= DO THIS =
Lines that include the word "color" are the ones to copy.

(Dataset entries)
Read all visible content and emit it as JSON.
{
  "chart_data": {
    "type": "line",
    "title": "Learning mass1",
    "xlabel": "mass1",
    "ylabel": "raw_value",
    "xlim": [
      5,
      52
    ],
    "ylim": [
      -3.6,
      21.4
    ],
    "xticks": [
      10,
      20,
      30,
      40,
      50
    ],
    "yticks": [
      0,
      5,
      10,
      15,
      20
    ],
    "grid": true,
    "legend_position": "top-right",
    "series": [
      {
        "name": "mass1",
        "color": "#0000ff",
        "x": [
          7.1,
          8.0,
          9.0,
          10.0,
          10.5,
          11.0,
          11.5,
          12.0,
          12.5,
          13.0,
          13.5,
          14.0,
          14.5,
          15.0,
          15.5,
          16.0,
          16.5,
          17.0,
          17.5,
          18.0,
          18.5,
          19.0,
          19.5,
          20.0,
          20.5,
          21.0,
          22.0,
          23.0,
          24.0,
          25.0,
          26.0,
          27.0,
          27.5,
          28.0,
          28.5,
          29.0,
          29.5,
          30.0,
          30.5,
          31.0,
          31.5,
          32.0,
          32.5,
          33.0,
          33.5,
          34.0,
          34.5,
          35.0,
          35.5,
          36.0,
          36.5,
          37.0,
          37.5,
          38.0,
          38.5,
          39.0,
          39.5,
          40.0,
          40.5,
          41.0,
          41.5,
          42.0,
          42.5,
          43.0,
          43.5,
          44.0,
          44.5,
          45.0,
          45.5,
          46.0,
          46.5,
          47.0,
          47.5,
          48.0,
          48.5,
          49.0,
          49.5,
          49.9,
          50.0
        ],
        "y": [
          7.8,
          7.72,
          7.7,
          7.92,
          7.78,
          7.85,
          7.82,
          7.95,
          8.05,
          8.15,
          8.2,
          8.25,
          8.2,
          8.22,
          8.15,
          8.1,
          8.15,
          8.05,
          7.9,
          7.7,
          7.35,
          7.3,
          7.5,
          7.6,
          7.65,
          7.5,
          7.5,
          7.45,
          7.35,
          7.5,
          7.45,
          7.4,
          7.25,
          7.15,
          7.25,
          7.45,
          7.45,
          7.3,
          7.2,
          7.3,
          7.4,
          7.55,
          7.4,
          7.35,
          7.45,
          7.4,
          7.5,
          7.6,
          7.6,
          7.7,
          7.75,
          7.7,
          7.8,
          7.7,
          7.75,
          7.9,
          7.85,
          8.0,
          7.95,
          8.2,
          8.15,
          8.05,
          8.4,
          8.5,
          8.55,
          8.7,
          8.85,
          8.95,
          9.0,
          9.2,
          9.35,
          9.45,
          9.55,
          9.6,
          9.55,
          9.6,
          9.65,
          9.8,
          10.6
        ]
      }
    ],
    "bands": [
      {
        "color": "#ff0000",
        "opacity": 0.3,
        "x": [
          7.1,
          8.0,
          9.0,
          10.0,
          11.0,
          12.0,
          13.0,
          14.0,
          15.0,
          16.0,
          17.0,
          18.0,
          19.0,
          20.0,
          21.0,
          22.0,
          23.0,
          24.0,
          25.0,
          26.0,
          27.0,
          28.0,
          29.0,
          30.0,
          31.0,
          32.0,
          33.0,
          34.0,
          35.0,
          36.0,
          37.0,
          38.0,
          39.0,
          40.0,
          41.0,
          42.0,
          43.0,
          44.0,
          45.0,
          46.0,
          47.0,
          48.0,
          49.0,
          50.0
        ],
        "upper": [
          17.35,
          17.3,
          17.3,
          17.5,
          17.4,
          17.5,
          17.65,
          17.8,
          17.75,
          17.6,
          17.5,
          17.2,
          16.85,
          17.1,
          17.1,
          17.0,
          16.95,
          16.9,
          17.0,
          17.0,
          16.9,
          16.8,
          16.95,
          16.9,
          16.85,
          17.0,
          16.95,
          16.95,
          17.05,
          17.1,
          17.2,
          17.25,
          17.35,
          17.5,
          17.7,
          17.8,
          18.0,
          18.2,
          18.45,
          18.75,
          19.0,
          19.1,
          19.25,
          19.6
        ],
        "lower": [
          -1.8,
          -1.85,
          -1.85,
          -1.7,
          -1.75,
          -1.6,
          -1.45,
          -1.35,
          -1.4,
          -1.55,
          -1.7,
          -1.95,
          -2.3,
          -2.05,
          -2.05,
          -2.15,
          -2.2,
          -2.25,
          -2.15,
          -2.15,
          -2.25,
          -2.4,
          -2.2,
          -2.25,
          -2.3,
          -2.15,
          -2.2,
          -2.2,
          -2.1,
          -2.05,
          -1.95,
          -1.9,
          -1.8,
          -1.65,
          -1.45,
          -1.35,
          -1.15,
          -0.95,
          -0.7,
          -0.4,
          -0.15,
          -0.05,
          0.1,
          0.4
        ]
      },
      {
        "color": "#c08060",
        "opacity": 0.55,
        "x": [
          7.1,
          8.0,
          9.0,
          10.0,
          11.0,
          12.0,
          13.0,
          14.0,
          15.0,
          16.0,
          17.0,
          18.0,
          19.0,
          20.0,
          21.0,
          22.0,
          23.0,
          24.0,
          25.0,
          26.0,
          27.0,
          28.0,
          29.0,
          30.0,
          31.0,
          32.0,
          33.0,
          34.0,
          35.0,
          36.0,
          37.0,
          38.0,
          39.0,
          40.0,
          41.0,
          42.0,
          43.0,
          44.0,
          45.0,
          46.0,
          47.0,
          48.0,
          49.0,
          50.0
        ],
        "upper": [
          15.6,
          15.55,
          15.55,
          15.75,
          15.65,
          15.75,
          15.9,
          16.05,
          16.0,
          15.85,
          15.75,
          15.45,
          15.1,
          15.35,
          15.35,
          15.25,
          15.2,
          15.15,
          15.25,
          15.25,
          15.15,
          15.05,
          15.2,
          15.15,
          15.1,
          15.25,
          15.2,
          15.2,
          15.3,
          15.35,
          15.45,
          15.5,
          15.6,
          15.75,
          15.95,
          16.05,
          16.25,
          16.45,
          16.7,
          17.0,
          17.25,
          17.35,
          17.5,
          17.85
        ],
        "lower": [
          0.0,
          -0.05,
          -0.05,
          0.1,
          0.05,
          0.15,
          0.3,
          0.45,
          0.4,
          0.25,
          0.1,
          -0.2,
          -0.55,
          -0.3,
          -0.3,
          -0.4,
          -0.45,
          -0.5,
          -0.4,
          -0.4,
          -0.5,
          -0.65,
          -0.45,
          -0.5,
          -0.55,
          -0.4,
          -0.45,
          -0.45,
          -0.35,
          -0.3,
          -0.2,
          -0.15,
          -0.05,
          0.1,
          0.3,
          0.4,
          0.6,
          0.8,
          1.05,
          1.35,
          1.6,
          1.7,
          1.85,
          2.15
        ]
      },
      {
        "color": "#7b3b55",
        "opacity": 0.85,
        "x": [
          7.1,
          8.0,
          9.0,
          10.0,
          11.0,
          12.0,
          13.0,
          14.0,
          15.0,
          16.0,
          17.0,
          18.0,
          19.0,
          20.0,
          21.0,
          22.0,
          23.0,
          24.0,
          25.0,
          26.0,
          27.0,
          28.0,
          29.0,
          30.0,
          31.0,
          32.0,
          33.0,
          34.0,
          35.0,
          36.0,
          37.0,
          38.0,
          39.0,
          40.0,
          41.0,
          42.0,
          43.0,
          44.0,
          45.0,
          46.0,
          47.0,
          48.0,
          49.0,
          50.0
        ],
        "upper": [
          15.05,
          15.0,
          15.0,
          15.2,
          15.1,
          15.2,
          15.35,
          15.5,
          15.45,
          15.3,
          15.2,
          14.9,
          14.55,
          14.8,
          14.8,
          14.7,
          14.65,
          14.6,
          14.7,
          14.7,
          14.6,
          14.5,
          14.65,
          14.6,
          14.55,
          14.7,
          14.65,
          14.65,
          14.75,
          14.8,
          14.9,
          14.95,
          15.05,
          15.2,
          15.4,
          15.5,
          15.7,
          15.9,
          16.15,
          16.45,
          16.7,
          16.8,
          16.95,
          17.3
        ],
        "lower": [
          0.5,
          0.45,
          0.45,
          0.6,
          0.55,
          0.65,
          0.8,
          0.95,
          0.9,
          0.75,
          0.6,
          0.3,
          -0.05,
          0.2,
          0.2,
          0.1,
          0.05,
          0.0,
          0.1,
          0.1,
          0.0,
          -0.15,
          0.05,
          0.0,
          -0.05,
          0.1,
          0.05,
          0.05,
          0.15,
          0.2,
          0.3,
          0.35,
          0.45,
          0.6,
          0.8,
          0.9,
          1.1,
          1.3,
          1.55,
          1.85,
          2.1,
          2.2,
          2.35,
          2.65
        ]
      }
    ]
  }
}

= RESULT =
        "color": "#0000ff",
        "color": "#ff0000",
        "color": "#c08060",
        "color": "#7b3b55",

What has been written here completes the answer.